* BEGIN Available data *

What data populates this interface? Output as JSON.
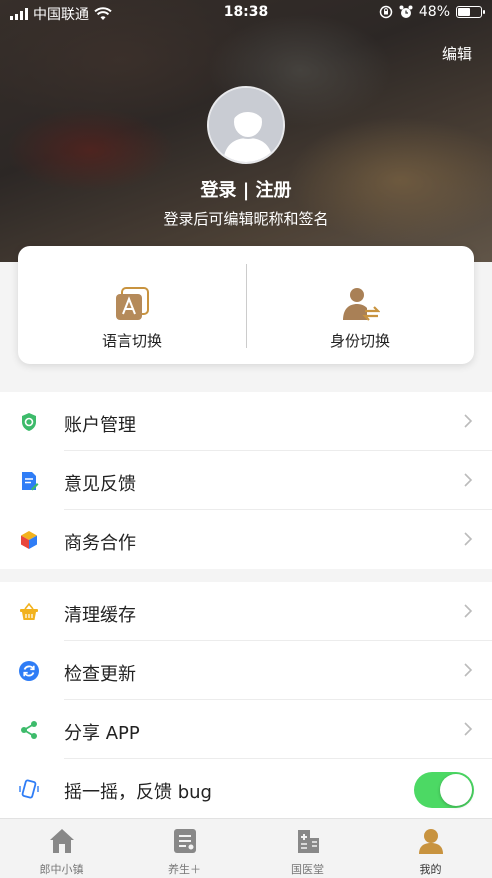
{
  "status_bar": {
    "carrier": "中国联通",
    "time": "18:38",
    "battery_percent": "48%",
    "battery_level": 0.48,
    "icons": [
      "signal-icon",
      "wifi-icon",
      "orientation-lock-icon",
      "alarm-icon",
      "battery-icon"
    ]
  },
  "header": {
    "edit_label": "编辑",
    "login_title": "登录 | 注册",
    "login_subtitle": "登录后可编辑昵称和签名"
  },
  "switch_card": {
    "language_label": "语言切换",
    "identity_label": "身份切换"
  },
  "menu": {
    "group1": [
      {
        "label": "账户管理",
        "icon": "account-shield-icon",
        "color": "#3dbb6b"
      },
      {
        "label": "意见反馈",
        "icon": "feedback-doc-icon",
        "color": "#2f7df6"
      },
      {
        "label": "商务合作",
        "icon": "cube-icon",
        "color": "#e8473c"
      }
    ],
    "group2": [
      {
        "label": "清理缓存",
        "icon": "basket-icon",
        "color": "#f2b21d"
      },
      {
        "label": "检查更新",
        "icon": "refresh-icon",
        "color": "#2f7df6"
      },
      {
        "label": "分享 APP",
        "icon": "share-icon",
        "color": "#3dbb6b"
      },
      {
        "label": "摇一摇，反馈 bug",
        "icon": "phone-shake-icon",
        "color": "#2f7df6",
        "toggle_on": true
      }
    ]
  },
  "tabbar": {
    "tabs": [
      {
        "label": "郎中小镇",
        "icon": "home-icon"
      },
      {
        "label": "养生＋",
        "icon": "wellness-icon"
      },
      {
        "label": "国医堂",
        "icon": "hospital-icon"
      },
      {
        "label": "我的",
        "icon": "profile-icon",
        "active": true
      }
    ],
    "accent": "#c8933f"
  }
}
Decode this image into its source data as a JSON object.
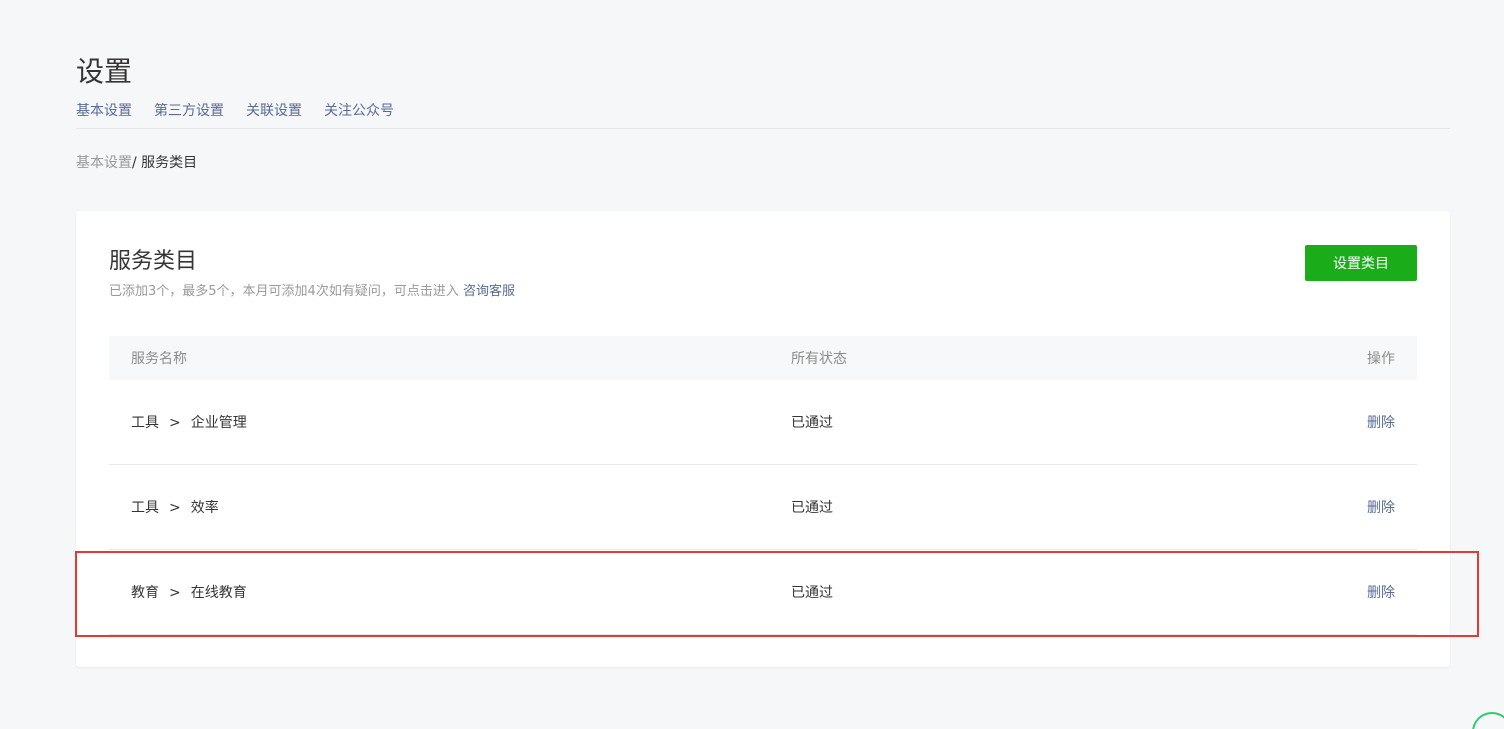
{
  "page": {
    "title": "设置"
  },
  "tabs": [
    {
      "label": "基本设置"
    },
    {
      "label": "第三方设置"
    },
    {
      "label": "关联设置"
    },
    {
      "label": "关注公众号"
    }
  ],
  "breadcrumb": {
    "parent": "基本设置",
    "separator": "/ ",
    "current": "服务类目"
  },
  "section": {
    "title": "服务类目",
    "description": "已添加3个，最多5个，本月可添加4次如有疑问，可点击进入 ",
    "link_label": "咨询客服",
    "action_label": "设置类目"
  },
  "table": {
    "headers": {
      "name": "服务名称",
      "status": "所有状态",
      "action": "操作"
    },
    "rows": [
      {
        "category": "工具",
        "arrow": ">",
        "subcategory": "企业管理",
        "status": "已通过",
        "action": "删除"
      },
      {
        "category": "工具",
        "arrow": ">",
        "subcategory": "效率",
        "status": "已通过",
        "action": "删除"
      },
      {
        "category": "教育",
        "arrow": ">",
        "subcategory": "在线教育",
        "status": "已通过",
        "action": "删除"
      }
    ]
  },
  "colors": {
    "primary_green": "#1aad19",
    "link_blue": "#576b95",
    "highlight_red": "#e53935"
  }
}
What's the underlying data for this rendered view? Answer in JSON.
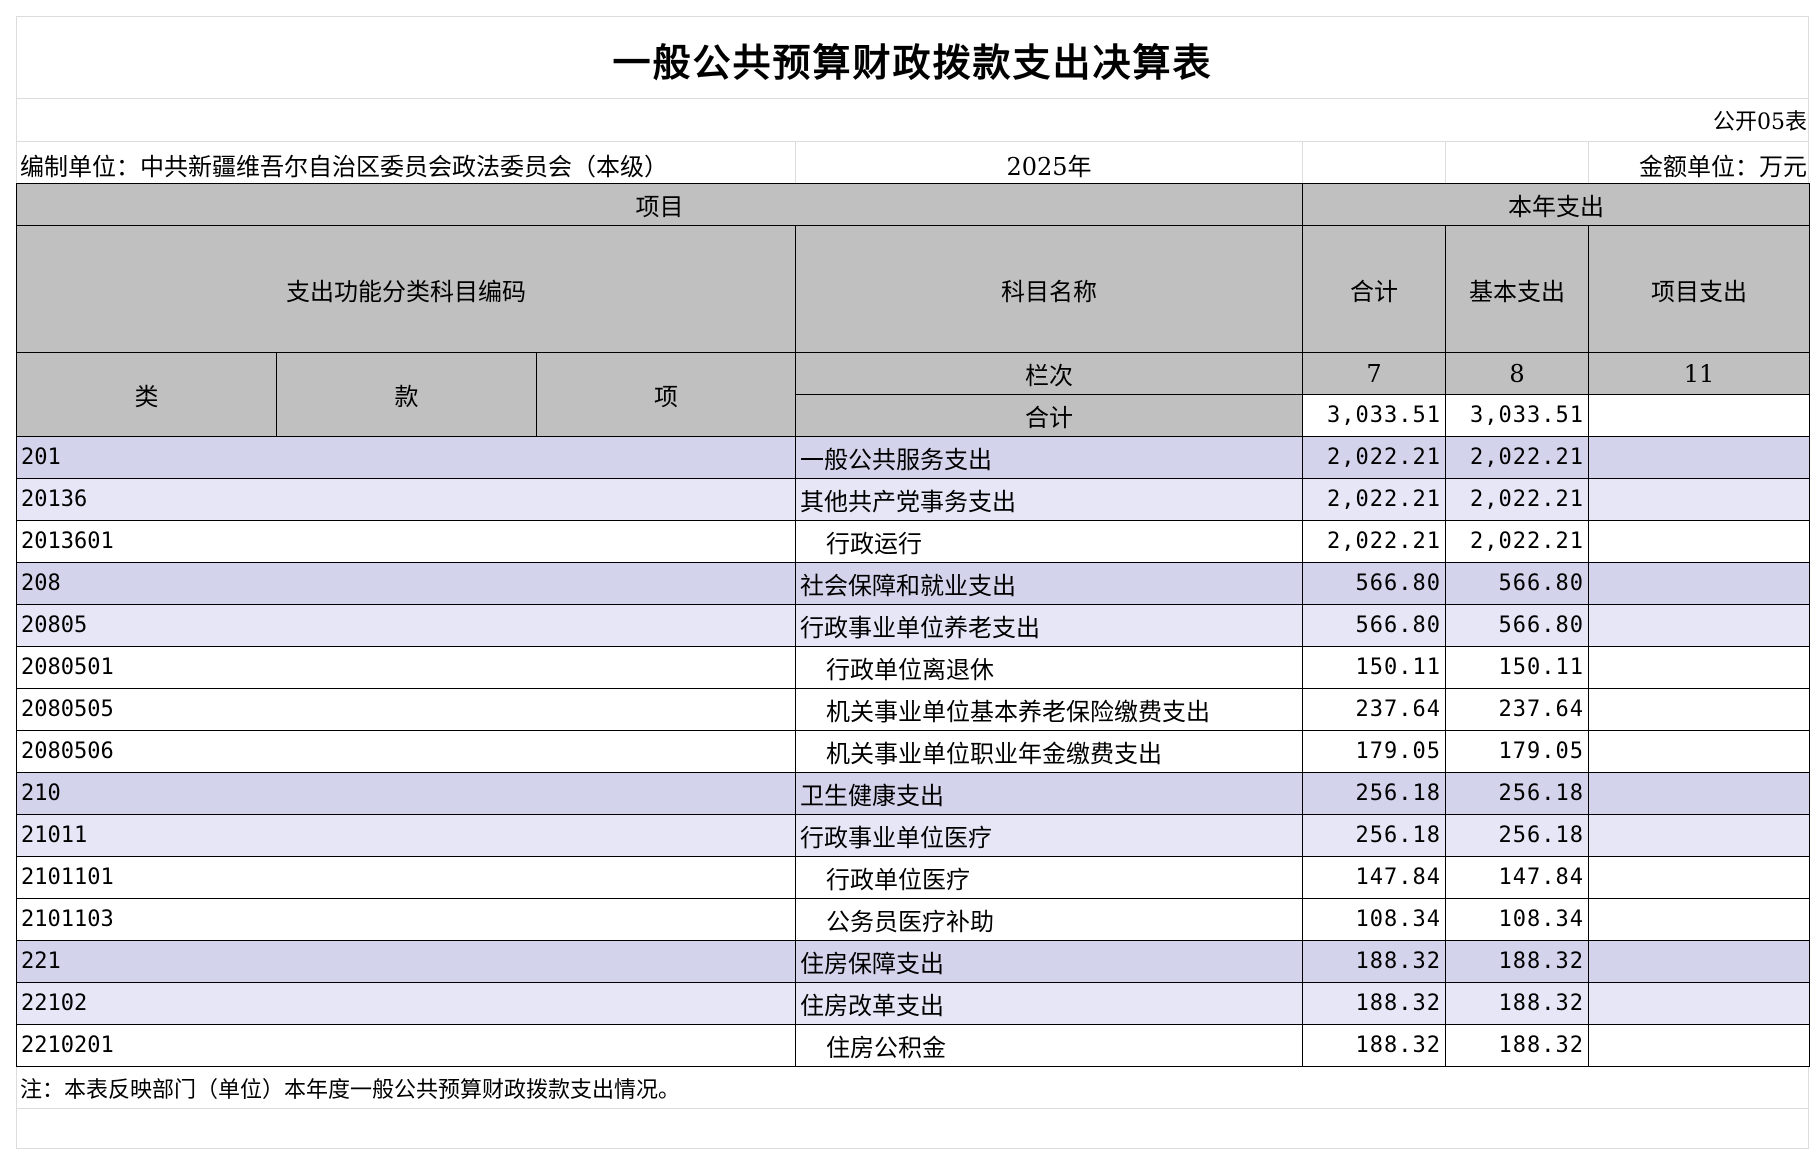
{
  "title": "一般公共预算财政拨款支出决算表",
  "table_code": "公开05表",
  "unit_label": "编制单位：中共新疆维吾尔自治区委员会政法委员会（本级）",
  "year": "2025年",
  "amount_unit": "金额单位：万元",
  "header": {
    "item": "项目",
    "current_year": "本年支出",
    "code_col": "支出功能分类科目编码",
    "name_col": "科目名称",
    "total": "合计",
    "basic": "基本支出",
    "project": "项目支出",
    "lei": "类",
    "kuan": "款",
    "xiang": "项",
    "lanci": "栏次",
    "col_total": "7",
    "col_basic": "8",
    "col_project": "11",
    "sum_label": "合计",
    "sum_total": "3,033.51",
    "sum_basic": "3,033.51",
    "sum_project": ""
  },
  "rows": [
    {
      "code": "201",
      "name": "一般公共服务支出",
      "total": "2,022.21",
      "basic": "2,022.21",
      "project": "",
      "level": 1
    },
    {
      "code": "20136",
      "name": "其他共产党事务支出",
      "total": "2,022.21",
      "basic": "2,022.21",
      "project": "",
      "level": 2
    },
    {
      "code": "2013601",
      "name": "行政运行",
      "total": "2,022.21",
      "basic": "2,022.21",
      "project": "",
      "level": 3
    },
    {
      "code": "208",
      "name": "社会保障和就业支出",
      "total": "566.80",
      "basic": "566.80",
      "project": "",
      "level": 1
    },
    {
      "code": "20805",
      "name": "行政事业单位养老支出",
      "total": "566.80",
      "basic": "566.80",
      "project": "",
      "level": 2
    },
    {
      "code": "2080501",
      "name": "行政单位离退休",
      "total": "150.11",
      "basic": "150.11",
      "project": "",
      "level": 3
    },
    {
      "code": "2080505",
      "name": "机关事业单位基本养老保险缴费支出",
      "total": "237.64",
      "basic": "237.64",
      "project": "",
      "level": 3
    },
    {
      "code": "2080506",
      "name": "机关事业单位职业年金缴费支出",
      "total": "179.05",
      "basic": "179.05",
      "project": "",
      "level": 3
    },
    {
      "code": "210",
      "name": "卫生健康支出",
      "total": "256.18",
      "basic": "256.18",
      "project": "",
      "level": 1
    },
    {
      "code": "21011",
      "name": "行政事业单位医疗",
      "total": "256.18",
      "basic": "256.18",
      "project": "",
      "level": 2
    },
    {
      "code": "2101101",
      "name": "行政单位医疗",
      "total": "147.84",
      "basic": "147.84",
      "project": "",
      "level": 3
    },
    {
      "code": "2101103",
      "name": "公务员医疗补助",
      "total": "108.34",
      "basic": "108.34",
      "project": "",
      "level": 3
    },
    {
      "code": "221",
      "name": "住房保障支出",
      "total": "188.32",
      "basic": "188.32",
      "project": "",
      "level": 1
    },
    {
      "code": "22102",
      "name": "住房改革支出",
      "total": "188.32",
      "basic": "188.32",
      "project": "",
      "level": 2
    },
    {
      "code": "2210201",
      "name": "住房公积金",
      "total": "188.32",
      "basic": "188.32",
      "project": "",
      "level": 3
    }
  ],
  "footnote": "注：本表反映部门（单位）本年度一般公共预算财政拨款支出情况。",
  "colors": {
    "header_bg": "#c0c0c0",
    "level1_bg": "#d3d3ec",
    "level2_bg": "#e6e6f7",
    "level3_bg": "#ffffff"
  }
}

* END Available data *

*The request*. Reproduce each entry precisely, dropping only the pictures.

*Full solution*.
What data populates this interface? Output as JSON.
{
  "status_bar": {
    "carrier": "中国联通",
    "time": "18:38",
    "battery_percent": "48%",
    "battery_level": 0.48,
    "icons": [
      "signal-icon",
      "wifi-icon",
      "orientation-lock-icon",
      "alarm-icon",
      "battery-icon"
    ]
  },
  "header": {
    "edit_label": "编辑",
    "login_title": "登录 | 注册",
    "login_subtitle": "登录后可编辑昵称和签名"
  },
  "switch_card": {
    "language_label": "语言切换",
    "identity_label": "身份切换"
  },
  "menu": {
    "group1": [
      {
        "label": "账户管理",
        "icon": "account-shield-icon",
        "color": "#3dbb6b"
      },
      {
        "label": "意见反馈",
        "icon": "feedback-doc-icon",
        "color": "#2f7df6"
      },
      {
        "label": "商务合作",
        "icon": "cube-icon",
        "color": "#e8473c"
      }
    ],
    "group2": [
      {
        "label": "清理缓存",
        "icon": "basket-icon",
        "color": "#f2b21d"
      },
      {
        "label": "检查更新",
        "icon": "refresh-icon",
        "color": "#2f7df6"
      },
      {
        "label": "分享 APP",
        "icon": "share-icon",
        "color": "#3dbb6b"
      },
      {
        "label": "摇一摇，反馈 bug",
        "icon": "phone-shake-icon",
        "color": "#2f7df6",
        "toggle_on": true
      }
    ]
  },
  "tabbar": {
    "tabs": [
      {
        "label": "郎中小镇",
        "icon": "home-icon"
      },
      {
        "label": "养生＋",
        "icon": "wellness-icon"
      },
      {
        "label": "国医堂",
        "icon": "hospital-icon"
      },
      {
        "label": "我的",
        "icon": "profile-icon",
        "active": true
      }
    ],
    "accent": "#c8933f"
  }
}
Decode this image into its source data as a JSON object.
{
  "page": {
    "title": "设置"
  },
  "tabs": [
    {
      "label": "基本设置"
    },
    {
      "label": "第三方设置"
    },
    {
      "label": "关联设置"
    },
    {
      "label": "关注公众号"
    }
  ],
  "breadcrumb": {
    "parent": "基本设置",
    "separator": "/ ",
    "current": "服务类目"
  },
  "section": {
    "title": "服务类目",
    "description": "已添加3个，最多5个，本月可添加4次如有疑问，可点击进入 ",
    "link_label": "咨询客服",
    "action_label": "设置类目"
  },
  "table": {
    "headers": {
      "name": "服务名称",
      "status": "所有状态",
      "action": "操作"
    },
    "rows": [
      {
        "category": "工具",
        "arrow": ">",
        "subcategory": "企业管理",
        "status": "已通过",
        "action": "删除"
      },
      {
        "category": "工具",
        "arrow": ">",
        "subcategory": "效率",
        "status": "已通过",
        "action": "删除"
      },
      {
        "category": "教育",
        "arrow": ">",
        "subcategory": "在线教育",
        "status": "已通过",
        "action": "删除"
      }
    ]
  },
  "colors": {
    "primary_green": "#1aad19",
    "link_blue": "#576b95",
    "highlight_red": "#e53935"
  }
}
What's the underlying data for this rendered view? Answer in JSON.
{
  "title": "一般公共预算财政拨款支出决算表",
  "table_code": "公开05表",
  "unit_label": "编制单位：中共新疆维吾尔自治区委员会政法委员会（本级）",
  "year": "2025年",
  "amount_unit": "金额单位：万元",
  "header": {
    "item": "项目",
    "current_year": "本年支出",
    "code_col": "支出功能分类科目编码",
    "name_col": "科目名称",
    "total": "合计",
    "basic": "基本支出",
    "project": "项目支出",
    "lei": "类",
    "kuan": "款",
    "xiang": "项",
    "lanci": "栏次",
    "col_total": "7",
    "col_basic": "8",
    "col_project": "11",
    "sum_label": "合计",
    "sum_total": "3,033.51",
    "sum_basic": "3,033.51",
    "sum_project": ""
  },
  "rows": [
    {
      "code": "201",
      "name": "一般公共服务支出",
      "total": "2,022.21",
      "basic": "2,022.21",
      "project": "",
      "level": 1
    },
    {
      "code": "20136",
      "name": "其他共产党事务支出",
      "total": "2,022.21",
      "basic": "2,022.21",
      "project": "",
      "level": 2
    },
    {
      "code": "2013601",
      "name": "行政运行",
      "total": "2,022.21",
      "basic": "2,022.21",
      "project": "",
      "level": 3
    },
    {
      "code": "208",
      "name": "社会保障和就业支出",
      "total": "566.80",
      "basic": "566.80",
      "project": "",
      "level": 1
    },
    {
      "code": "20805",
      "name": "行政事业单位养老支出",
      "total": "566.80",
      "basic": "566.80",
      "project": "",
      "level": 2
    },
    {
      "code": "2080501",
      "name": "行政单位离退休",
      "total": "150.11",
      "basic": "150.11",
      "project": "",
      "level": 3
    },
    {
      "code": "2080505",
      "name": "机关事业单位基本养老保险缴费支出",
      "total": "237.64",
      "basic": "237.64",
      "project": "",
      "level": 3
    },
    {
      "code": "2080506",
      "name": "机关事业单位职业年金缴费支出",
      "total": "179.05",
      "basic": "179.05",
      "project": "",
      "level": 3
    },
    {
      "code": "210",
      "name": "卫生健康支出",
      "total": "256.18",
      "basic": "256.18",
      "project": "",
      "level": 1
    },
    {
      "code": "21011",
      "name": "行政事业单位医疗",
      "total": "256.18",
      "basic": "256.18",
      "project": "",
      "level": 2
    },
    {
      "code": "2101101",
      "name": "行政单位医疗",
      "total": "147.84",
      "basic": "147.84",
      "project": "",
      "level": 3
    },
    {
      "code": "2101103",
      "name": "公务员医疗补助",
      "total": "108.34",
      "basic": "108.34",
      "project": "",
      "level": 3
    },
    {
      "code": "221",
      "name": "住房保障支出",
      "total": "188.32",
      "basic": "188.32",
      "project": "",
      "level": 1
    },
    {
      "code": "22102",
      "name": "住房改革支出",
      "total": "188.32",
      "basic": "188.32",
      "project": "",
      "level": 2
    },
    {
      "code": "2210201",
      "name": "住房公积金",
      "total": "188.32",
      "basic": "188.32",
      "project": "",
      "level": 3
    }
  ],
  "footnote": "注：本表反映部门（单位）本年度一般公共预算财政拨款支出情况。",
  "colors": {
    "header_bg": "#c0c0c0",
    "level1_bg": "#d3d3ec",
    "level2_bg": "#e6e6f7",
    "level3_bg": "#ffffff"
  }
}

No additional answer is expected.